» Objective: Tally the lines containing "geely" and report the number alone.
--------------------
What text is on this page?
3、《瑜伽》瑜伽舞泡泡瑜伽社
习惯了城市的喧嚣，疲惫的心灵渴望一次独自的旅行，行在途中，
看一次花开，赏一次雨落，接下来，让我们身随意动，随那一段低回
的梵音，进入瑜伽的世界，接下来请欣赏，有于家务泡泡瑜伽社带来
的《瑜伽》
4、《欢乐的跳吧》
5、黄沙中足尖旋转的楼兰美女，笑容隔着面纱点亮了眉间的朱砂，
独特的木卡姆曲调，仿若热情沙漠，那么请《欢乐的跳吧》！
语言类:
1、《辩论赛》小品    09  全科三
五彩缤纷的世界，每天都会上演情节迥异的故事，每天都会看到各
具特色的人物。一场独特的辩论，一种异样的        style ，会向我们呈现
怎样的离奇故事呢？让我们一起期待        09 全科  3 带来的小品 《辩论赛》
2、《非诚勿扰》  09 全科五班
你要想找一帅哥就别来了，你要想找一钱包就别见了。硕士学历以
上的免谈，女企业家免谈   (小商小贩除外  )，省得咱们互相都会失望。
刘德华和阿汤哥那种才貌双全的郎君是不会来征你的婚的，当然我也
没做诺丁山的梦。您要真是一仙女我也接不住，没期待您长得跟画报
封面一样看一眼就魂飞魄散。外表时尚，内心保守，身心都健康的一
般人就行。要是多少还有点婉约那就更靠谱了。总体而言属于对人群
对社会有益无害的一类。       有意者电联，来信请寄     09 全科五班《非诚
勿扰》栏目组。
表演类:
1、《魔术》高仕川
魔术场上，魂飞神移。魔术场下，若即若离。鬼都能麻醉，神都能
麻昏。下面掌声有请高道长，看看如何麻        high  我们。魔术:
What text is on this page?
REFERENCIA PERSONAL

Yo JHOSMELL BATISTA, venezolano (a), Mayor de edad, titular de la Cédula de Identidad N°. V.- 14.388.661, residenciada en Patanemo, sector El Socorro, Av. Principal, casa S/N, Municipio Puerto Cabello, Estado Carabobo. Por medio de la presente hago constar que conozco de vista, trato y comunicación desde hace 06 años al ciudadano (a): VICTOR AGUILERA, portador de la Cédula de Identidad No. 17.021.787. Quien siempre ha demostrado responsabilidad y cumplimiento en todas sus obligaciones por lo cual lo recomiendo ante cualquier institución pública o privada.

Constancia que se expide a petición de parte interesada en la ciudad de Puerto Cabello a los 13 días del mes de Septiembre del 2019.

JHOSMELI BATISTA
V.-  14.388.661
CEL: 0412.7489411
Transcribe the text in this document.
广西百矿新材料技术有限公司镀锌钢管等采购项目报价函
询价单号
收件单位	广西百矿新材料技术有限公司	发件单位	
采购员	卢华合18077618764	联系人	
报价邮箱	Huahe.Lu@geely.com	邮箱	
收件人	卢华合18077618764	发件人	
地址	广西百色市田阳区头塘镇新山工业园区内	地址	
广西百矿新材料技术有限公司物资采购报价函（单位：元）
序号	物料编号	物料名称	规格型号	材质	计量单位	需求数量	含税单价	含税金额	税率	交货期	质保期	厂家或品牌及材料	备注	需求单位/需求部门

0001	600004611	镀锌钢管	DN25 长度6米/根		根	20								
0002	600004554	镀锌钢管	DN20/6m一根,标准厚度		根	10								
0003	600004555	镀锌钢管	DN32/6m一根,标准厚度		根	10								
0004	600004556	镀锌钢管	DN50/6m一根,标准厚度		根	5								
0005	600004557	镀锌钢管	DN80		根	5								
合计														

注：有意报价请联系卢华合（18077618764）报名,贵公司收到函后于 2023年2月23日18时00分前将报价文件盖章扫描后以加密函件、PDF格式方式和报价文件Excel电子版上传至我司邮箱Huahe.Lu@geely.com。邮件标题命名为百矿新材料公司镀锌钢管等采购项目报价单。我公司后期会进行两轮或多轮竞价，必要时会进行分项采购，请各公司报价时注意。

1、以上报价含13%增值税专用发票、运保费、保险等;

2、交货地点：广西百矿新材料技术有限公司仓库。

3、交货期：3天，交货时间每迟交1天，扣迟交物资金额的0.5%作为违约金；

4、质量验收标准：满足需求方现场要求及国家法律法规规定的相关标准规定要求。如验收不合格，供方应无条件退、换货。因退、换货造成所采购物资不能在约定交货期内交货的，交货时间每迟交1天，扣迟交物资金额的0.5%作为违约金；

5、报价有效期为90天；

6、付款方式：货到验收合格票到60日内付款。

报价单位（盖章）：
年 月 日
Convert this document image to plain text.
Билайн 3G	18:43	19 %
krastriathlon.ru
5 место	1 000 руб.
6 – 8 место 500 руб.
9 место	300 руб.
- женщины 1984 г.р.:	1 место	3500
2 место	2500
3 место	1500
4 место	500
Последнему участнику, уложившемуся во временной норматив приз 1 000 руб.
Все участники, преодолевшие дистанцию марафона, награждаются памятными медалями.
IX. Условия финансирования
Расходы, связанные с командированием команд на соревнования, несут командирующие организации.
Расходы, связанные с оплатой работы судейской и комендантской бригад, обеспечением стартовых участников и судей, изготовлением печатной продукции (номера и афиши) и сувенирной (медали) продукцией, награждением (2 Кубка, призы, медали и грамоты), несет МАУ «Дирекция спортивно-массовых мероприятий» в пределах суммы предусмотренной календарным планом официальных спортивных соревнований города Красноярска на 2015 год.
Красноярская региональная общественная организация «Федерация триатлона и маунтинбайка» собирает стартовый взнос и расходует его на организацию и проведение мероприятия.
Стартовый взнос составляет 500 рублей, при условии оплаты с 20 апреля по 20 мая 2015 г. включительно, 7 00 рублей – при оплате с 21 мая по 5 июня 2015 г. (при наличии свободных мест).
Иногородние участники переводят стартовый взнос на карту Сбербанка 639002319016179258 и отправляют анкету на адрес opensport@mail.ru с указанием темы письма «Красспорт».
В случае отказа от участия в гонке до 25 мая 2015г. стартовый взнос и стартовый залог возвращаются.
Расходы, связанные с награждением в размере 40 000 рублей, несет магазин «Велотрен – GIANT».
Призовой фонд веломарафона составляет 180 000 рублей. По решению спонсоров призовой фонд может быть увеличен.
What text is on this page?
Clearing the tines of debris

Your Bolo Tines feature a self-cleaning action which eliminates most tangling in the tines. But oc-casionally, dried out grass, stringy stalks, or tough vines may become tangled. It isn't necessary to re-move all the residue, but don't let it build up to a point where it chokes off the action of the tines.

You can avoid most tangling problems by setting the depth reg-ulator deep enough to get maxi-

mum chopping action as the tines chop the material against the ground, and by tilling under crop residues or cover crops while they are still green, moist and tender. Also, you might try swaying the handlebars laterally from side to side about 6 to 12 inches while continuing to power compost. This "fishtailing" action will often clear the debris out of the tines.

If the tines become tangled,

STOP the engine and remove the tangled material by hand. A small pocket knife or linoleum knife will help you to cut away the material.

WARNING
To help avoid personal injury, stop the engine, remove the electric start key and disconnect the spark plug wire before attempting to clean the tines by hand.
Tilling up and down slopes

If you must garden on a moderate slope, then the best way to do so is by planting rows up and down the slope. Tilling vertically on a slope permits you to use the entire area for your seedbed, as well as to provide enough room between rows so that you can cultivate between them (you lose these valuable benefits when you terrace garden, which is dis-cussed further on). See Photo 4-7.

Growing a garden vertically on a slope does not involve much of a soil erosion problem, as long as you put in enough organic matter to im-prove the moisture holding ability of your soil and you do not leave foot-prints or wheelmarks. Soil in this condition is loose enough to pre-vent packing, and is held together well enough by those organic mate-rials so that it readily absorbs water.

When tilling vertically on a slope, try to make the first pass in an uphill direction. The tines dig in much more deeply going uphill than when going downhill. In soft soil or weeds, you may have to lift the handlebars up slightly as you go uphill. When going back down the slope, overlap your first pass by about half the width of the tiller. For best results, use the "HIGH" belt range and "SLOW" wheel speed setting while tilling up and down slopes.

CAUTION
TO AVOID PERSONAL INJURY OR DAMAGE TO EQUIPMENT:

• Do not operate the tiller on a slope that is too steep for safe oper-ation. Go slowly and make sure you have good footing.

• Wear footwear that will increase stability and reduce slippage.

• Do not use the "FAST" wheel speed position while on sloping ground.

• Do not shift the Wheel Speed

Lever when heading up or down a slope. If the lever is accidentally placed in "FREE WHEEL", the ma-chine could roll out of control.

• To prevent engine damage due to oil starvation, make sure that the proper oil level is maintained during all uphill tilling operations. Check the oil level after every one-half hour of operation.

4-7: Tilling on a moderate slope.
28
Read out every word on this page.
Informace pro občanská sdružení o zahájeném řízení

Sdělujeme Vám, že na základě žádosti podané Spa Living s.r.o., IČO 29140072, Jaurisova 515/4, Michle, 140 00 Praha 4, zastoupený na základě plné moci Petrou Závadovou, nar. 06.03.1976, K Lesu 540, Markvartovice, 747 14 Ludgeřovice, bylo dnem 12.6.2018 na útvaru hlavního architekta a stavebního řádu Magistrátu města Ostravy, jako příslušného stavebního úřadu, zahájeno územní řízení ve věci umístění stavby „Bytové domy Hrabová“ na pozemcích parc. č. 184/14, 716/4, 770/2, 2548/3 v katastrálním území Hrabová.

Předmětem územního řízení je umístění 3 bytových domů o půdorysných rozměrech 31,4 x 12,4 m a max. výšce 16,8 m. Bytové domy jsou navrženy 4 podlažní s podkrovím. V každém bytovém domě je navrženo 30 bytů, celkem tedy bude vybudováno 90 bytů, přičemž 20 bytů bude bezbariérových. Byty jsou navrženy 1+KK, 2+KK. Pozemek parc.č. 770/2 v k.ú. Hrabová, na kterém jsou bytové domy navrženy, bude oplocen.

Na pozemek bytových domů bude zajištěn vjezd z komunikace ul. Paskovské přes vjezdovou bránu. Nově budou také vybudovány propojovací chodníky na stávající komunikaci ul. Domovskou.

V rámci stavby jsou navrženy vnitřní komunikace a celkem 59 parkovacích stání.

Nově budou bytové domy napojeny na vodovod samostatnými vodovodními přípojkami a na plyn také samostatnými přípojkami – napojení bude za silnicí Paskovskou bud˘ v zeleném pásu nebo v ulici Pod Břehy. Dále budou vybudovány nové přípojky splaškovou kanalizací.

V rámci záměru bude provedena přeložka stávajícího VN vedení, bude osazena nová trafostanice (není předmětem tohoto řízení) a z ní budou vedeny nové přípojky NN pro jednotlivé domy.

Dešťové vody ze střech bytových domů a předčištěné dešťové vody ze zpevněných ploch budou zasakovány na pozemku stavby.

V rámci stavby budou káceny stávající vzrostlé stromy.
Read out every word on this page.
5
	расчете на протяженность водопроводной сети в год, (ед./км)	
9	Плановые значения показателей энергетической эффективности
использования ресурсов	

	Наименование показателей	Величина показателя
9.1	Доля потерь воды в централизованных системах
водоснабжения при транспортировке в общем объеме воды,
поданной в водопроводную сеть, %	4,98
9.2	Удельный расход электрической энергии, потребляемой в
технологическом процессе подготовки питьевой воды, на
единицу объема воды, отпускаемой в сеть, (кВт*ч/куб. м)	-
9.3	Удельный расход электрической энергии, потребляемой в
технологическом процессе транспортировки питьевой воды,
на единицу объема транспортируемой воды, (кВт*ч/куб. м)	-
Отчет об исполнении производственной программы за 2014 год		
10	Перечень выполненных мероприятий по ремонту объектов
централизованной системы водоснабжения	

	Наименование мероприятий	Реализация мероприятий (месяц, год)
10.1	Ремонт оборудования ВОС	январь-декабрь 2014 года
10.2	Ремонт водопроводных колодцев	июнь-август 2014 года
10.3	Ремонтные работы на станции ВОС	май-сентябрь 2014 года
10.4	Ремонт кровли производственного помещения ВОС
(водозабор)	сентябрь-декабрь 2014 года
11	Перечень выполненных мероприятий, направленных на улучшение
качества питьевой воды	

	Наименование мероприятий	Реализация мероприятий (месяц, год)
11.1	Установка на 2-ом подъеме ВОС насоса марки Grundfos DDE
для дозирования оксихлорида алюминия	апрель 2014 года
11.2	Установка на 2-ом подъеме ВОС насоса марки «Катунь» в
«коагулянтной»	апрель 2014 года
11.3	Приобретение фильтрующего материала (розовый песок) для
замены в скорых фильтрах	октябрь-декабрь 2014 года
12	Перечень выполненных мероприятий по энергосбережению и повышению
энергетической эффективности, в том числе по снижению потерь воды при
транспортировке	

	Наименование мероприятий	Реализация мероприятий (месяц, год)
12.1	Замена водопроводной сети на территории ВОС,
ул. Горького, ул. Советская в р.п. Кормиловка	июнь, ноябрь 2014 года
--------------------
» Solution: 2